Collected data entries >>
————

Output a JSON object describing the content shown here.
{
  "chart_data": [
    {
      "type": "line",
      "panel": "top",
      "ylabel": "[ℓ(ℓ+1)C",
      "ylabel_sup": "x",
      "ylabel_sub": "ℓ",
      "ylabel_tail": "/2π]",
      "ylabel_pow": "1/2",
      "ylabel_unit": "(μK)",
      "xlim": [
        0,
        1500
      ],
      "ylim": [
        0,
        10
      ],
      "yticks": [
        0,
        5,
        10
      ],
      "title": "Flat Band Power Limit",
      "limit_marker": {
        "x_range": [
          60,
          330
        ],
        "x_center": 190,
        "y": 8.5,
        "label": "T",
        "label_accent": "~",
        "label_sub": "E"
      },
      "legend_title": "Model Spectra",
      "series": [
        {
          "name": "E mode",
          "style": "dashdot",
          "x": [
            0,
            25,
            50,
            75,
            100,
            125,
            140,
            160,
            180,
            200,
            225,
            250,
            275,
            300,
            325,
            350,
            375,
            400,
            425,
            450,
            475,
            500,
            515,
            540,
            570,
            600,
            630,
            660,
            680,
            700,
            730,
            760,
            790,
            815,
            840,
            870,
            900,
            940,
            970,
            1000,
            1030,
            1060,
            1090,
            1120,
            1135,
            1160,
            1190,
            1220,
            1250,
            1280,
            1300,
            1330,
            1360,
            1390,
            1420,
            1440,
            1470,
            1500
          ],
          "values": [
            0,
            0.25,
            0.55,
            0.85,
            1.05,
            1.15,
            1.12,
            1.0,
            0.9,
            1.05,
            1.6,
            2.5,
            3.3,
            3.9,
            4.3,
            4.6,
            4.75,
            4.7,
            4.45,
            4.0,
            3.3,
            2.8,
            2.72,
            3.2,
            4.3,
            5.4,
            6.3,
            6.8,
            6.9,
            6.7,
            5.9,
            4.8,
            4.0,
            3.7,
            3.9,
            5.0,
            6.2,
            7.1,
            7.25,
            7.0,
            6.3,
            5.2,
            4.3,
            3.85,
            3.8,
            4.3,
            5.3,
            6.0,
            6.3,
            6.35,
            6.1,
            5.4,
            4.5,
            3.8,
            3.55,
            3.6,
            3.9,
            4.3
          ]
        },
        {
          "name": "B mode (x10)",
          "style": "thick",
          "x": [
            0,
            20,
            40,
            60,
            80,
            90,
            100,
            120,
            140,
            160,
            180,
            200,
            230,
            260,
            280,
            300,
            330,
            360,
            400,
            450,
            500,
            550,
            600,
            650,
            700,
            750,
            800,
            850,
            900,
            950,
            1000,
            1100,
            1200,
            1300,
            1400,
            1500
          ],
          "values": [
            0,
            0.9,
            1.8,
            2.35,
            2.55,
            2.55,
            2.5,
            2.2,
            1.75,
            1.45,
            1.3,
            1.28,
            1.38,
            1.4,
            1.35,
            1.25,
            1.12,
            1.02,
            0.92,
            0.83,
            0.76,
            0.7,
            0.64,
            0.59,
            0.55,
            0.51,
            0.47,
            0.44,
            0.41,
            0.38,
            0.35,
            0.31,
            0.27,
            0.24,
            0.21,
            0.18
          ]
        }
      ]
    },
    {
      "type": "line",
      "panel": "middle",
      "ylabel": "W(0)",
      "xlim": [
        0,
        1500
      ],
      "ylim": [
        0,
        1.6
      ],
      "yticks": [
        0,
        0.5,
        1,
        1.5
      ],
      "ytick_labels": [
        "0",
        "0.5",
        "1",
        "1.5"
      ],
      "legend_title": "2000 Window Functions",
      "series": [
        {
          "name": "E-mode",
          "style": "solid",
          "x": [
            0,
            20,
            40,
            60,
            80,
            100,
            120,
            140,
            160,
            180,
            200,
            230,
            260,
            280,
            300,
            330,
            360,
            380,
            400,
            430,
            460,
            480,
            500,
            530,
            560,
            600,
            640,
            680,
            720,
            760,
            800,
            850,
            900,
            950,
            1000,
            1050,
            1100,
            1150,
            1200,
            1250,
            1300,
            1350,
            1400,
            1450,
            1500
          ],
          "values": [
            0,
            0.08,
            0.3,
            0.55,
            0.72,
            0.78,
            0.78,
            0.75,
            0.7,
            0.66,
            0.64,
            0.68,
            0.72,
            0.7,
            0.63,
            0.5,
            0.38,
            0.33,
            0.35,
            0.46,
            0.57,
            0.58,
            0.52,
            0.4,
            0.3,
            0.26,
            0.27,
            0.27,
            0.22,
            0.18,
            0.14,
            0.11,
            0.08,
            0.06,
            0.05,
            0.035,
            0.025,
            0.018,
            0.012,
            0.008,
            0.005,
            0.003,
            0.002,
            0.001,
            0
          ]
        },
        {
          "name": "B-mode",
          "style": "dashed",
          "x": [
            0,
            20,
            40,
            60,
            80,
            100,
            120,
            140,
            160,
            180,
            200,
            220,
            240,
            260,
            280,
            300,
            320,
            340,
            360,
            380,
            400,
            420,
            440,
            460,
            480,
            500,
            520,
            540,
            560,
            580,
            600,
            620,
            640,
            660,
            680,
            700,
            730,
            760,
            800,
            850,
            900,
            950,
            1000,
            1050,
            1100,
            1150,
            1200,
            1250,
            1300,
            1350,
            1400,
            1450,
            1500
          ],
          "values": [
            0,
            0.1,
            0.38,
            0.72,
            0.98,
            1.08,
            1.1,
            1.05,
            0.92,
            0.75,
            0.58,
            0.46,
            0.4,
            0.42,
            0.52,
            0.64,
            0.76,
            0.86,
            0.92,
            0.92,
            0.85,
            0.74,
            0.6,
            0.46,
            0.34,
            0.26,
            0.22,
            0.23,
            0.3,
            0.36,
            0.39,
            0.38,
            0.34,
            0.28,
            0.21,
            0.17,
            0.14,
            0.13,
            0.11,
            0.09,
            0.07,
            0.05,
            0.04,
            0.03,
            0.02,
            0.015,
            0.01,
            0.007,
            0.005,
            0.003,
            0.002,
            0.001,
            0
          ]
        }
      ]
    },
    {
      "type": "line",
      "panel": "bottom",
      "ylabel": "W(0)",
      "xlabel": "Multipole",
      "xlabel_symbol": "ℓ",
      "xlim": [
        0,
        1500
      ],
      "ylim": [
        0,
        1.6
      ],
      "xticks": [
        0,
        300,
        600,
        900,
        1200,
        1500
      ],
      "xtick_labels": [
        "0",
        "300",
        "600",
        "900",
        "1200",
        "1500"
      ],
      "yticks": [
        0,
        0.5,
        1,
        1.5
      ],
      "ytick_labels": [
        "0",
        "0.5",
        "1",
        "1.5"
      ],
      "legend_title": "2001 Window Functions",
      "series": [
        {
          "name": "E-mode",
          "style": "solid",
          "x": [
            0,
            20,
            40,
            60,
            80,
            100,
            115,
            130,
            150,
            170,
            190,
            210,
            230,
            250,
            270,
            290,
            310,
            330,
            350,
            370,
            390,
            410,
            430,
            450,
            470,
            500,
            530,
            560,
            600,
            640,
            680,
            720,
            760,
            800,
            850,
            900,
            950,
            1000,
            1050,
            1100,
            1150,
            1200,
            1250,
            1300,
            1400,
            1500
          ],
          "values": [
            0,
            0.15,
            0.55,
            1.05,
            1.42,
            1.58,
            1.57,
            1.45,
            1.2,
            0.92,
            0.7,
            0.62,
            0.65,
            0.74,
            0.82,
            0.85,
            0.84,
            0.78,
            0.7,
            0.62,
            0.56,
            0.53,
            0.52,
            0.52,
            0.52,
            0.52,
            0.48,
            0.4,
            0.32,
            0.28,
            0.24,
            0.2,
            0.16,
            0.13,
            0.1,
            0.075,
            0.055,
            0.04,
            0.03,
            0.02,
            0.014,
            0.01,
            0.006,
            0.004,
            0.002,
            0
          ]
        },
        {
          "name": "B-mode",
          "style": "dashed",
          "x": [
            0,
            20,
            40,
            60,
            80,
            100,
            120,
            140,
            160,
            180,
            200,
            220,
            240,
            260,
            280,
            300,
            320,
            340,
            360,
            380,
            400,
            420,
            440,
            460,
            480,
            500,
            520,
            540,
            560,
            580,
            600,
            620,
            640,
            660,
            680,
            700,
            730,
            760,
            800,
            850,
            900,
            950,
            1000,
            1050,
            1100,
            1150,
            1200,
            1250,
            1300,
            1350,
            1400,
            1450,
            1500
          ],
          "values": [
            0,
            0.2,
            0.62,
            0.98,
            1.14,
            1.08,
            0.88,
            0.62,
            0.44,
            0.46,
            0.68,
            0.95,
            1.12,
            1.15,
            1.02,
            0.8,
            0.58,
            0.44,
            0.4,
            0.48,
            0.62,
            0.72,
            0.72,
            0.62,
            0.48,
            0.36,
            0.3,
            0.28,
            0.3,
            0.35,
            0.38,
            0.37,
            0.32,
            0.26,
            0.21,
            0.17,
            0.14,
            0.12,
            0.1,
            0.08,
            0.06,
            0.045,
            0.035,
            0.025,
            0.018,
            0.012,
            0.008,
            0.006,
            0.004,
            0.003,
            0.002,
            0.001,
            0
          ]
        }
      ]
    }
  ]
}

————

WRITTEN EXERCISE >> Report the number of lines that contain "Window", with no other words.

EXERCISE OUTPUT >> 2